WHAT IS EXPECTED:
Lines containing the word "type" are to be counted; state their number and nothing further.

==*==

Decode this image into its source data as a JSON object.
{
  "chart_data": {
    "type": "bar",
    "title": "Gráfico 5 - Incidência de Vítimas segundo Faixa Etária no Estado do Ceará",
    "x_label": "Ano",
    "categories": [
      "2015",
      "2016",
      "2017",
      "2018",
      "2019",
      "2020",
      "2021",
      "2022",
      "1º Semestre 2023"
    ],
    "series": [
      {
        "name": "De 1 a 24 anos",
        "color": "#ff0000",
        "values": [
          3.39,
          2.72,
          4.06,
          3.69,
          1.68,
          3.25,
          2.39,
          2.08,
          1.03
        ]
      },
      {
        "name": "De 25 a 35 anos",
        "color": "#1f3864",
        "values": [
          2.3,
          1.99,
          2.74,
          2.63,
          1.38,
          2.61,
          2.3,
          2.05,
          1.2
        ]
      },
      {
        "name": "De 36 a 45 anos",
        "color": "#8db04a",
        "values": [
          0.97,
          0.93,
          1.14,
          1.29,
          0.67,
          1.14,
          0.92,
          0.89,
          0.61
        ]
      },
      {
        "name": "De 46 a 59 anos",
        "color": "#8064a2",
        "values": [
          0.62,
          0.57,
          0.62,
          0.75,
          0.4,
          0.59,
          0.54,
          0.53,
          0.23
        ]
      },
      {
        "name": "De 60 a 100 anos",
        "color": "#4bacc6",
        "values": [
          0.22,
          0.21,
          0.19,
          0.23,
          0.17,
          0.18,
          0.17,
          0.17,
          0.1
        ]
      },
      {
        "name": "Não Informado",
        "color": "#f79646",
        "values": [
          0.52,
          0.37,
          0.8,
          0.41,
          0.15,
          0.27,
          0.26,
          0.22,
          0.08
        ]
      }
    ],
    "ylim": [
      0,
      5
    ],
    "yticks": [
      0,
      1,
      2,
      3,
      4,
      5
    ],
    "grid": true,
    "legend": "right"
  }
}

==*==

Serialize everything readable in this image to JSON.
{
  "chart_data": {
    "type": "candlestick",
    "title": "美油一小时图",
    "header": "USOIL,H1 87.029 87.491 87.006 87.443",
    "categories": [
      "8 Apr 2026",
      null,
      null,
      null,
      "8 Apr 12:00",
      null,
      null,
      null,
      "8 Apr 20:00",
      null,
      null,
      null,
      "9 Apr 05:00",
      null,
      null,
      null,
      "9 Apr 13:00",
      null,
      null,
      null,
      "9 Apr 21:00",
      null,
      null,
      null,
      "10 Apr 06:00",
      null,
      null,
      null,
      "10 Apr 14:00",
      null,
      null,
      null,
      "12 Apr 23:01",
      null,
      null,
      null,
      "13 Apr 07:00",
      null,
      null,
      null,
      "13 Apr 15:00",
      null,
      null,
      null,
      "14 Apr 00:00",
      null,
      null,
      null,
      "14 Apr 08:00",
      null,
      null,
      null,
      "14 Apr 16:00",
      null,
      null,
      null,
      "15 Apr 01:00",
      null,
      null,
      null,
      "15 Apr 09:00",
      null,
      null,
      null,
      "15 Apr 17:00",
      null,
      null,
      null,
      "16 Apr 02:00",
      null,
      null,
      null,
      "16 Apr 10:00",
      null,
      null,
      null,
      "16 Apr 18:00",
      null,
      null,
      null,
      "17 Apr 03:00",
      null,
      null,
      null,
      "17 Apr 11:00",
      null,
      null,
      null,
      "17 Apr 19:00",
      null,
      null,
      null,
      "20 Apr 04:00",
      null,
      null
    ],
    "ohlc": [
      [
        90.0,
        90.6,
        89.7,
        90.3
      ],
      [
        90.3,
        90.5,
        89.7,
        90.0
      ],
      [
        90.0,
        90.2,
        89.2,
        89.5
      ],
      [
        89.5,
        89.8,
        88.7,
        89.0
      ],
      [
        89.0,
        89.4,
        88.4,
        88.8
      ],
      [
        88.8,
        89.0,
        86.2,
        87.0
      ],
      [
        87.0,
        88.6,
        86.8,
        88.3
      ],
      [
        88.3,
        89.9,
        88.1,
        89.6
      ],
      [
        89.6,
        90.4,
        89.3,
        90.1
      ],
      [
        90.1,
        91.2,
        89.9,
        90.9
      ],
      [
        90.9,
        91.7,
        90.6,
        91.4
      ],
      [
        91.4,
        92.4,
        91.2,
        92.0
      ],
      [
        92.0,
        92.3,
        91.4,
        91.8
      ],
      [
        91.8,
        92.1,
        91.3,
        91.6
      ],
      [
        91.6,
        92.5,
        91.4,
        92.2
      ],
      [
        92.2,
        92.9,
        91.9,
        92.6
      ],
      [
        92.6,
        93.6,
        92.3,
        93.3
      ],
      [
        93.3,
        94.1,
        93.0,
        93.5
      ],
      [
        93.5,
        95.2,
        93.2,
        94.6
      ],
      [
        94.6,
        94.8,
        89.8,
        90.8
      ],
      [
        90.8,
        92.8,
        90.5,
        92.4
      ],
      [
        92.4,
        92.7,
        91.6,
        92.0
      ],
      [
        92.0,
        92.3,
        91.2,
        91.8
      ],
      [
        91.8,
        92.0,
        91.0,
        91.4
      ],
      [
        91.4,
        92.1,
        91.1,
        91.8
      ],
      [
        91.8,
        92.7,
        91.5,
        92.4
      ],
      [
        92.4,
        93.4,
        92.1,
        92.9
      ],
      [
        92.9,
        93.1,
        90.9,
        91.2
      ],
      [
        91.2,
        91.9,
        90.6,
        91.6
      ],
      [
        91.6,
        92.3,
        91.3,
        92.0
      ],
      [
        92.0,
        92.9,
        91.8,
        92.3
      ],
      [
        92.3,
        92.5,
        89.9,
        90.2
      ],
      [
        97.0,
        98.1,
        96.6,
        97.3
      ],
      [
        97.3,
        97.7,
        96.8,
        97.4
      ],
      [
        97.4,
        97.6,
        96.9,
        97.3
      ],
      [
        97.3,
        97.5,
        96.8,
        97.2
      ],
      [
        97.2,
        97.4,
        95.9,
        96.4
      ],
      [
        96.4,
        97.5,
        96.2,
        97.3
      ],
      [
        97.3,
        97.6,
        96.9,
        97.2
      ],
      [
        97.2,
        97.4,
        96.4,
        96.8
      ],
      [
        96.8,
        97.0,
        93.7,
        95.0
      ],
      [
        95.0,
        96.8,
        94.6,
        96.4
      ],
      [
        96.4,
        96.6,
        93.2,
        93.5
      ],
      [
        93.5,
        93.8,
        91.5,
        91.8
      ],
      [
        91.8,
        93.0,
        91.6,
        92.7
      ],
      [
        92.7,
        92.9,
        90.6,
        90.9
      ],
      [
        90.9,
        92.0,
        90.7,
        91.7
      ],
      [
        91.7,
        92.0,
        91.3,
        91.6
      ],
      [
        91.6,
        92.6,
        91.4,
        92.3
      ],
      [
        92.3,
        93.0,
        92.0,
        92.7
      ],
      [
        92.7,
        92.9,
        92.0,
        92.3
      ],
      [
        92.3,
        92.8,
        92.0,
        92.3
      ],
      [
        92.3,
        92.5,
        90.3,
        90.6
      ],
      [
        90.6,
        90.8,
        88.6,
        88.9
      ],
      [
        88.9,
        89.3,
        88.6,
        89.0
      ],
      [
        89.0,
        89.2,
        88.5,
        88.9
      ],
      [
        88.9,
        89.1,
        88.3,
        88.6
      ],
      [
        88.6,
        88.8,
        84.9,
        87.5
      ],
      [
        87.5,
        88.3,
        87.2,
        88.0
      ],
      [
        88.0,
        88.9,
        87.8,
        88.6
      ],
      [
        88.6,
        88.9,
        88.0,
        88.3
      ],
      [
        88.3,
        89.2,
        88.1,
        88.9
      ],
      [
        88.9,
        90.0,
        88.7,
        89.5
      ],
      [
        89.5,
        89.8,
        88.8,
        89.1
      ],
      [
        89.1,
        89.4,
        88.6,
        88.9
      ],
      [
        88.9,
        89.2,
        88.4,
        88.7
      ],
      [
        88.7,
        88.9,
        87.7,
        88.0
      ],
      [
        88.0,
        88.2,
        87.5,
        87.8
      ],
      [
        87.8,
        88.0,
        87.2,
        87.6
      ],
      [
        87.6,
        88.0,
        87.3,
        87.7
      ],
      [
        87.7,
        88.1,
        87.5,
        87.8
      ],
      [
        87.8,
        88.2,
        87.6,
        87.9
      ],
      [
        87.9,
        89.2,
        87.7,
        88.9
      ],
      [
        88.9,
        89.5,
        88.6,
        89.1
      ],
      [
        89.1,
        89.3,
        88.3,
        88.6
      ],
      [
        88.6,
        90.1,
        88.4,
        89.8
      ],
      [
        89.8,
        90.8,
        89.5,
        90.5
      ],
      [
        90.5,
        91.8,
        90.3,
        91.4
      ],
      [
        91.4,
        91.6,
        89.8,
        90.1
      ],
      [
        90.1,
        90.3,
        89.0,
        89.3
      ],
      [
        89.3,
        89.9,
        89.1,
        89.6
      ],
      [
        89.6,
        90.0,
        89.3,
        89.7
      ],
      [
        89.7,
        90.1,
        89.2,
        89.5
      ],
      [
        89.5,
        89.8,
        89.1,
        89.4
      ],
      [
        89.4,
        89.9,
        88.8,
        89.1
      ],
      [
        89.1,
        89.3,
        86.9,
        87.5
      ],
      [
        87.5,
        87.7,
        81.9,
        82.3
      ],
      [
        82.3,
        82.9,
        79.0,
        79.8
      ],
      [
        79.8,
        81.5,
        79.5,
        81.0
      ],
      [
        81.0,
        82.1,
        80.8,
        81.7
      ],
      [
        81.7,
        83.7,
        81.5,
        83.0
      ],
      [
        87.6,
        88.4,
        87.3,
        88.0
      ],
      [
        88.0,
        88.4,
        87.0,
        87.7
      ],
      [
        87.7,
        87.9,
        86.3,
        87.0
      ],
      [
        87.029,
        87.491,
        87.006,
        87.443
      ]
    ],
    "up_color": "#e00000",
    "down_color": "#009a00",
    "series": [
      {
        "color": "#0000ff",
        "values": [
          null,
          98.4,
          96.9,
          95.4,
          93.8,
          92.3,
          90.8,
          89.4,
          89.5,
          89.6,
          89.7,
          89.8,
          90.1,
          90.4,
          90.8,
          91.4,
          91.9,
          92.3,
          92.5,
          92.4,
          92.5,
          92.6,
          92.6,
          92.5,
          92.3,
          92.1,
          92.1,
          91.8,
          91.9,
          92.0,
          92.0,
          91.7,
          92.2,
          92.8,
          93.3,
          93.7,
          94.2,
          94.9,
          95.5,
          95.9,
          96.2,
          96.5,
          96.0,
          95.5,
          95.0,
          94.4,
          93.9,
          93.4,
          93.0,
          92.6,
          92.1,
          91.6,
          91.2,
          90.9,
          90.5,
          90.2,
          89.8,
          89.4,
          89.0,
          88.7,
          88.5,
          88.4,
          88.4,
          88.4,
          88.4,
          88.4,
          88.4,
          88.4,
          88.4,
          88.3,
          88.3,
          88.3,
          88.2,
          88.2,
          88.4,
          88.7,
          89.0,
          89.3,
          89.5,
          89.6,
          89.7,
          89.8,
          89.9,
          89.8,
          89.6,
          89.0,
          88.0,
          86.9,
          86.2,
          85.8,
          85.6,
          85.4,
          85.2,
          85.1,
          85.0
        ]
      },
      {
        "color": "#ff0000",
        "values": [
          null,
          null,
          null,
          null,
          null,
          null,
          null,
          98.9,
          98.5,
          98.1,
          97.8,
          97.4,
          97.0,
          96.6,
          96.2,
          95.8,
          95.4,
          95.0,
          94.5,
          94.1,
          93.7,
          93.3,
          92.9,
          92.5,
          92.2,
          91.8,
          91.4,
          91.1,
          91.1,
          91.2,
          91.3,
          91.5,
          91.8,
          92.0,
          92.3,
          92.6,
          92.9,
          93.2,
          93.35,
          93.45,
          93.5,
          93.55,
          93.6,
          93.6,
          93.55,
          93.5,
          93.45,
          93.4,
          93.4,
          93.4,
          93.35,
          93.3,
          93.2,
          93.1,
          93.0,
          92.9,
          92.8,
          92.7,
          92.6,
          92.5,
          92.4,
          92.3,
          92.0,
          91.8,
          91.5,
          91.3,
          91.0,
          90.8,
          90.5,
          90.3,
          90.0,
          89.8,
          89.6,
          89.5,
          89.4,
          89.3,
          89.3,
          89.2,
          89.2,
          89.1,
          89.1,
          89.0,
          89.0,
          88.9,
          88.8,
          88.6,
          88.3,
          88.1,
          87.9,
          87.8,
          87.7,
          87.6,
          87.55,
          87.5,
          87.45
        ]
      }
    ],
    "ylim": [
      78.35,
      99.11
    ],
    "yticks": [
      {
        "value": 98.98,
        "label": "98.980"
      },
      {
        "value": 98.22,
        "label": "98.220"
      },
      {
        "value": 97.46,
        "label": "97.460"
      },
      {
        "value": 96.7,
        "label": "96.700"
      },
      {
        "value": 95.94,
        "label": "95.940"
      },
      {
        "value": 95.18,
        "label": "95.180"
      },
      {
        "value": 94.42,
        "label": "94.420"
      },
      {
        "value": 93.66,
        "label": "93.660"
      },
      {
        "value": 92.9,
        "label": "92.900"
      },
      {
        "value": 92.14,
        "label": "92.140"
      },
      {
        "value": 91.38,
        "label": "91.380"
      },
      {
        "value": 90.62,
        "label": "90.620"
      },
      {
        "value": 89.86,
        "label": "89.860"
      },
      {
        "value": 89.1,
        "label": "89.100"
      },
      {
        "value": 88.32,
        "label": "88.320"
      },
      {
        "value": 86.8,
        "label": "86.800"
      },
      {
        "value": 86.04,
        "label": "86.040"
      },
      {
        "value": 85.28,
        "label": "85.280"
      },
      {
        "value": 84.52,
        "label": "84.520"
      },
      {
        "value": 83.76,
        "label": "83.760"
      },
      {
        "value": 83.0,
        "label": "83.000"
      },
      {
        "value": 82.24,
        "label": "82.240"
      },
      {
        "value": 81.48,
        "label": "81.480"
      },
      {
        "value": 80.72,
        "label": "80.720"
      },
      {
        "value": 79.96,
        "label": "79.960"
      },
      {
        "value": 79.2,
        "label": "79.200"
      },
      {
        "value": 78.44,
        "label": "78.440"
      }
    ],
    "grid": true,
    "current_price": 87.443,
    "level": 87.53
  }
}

==*==

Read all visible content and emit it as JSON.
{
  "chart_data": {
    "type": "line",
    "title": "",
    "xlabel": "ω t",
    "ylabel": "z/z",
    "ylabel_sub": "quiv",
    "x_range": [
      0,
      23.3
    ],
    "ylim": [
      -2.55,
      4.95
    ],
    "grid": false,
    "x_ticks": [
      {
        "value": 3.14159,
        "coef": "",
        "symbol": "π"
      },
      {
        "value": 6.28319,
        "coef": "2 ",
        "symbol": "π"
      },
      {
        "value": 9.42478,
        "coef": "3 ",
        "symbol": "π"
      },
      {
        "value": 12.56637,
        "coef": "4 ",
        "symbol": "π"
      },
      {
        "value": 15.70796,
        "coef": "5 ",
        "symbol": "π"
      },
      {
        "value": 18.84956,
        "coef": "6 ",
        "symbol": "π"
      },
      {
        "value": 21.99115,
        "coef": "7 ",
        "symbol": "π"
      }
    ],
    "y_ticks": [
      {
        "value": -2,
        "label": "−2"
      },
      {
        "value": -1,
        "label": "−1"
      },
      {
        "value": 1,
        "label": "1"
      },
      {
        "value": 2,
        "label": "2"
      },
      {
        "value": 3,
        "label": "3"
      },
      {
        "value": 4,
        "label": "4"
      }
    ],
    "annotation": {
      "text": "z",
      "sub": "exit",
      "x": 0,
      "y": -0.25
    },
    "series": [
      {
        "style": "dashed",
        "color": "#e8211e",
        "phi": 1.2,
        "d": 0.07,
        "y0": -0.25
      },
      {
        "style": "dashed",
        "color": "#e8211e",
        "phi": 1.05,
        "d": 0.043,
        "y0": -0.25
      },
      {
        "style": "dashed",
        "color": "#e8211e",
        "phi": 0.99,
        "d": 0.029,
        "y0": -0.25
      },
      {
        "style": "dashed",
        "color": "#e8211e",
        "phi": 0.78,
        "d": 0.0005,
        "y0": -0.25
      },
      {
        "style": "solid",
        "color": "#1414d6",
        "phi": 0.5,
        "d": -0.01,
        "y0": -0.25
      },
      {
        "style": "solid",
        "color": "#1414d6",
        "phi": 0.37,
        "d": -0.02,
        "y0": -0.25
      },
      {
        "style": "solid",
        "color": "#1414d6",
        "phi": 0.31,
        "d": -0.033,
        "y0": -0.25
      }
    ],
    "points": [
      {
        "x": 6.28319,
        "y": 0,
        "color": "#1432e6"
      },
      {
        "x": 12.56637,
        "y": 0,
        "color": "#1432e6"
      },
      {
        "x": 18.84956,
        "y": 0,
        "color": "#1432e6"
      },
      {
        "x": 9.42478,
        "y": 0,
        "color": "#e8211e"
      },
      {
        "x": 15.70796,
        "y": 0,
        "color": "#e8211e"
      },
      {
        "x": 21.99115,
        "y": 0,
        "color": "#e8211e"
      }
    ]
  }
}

==*==

RESULT OF THE TASK:
3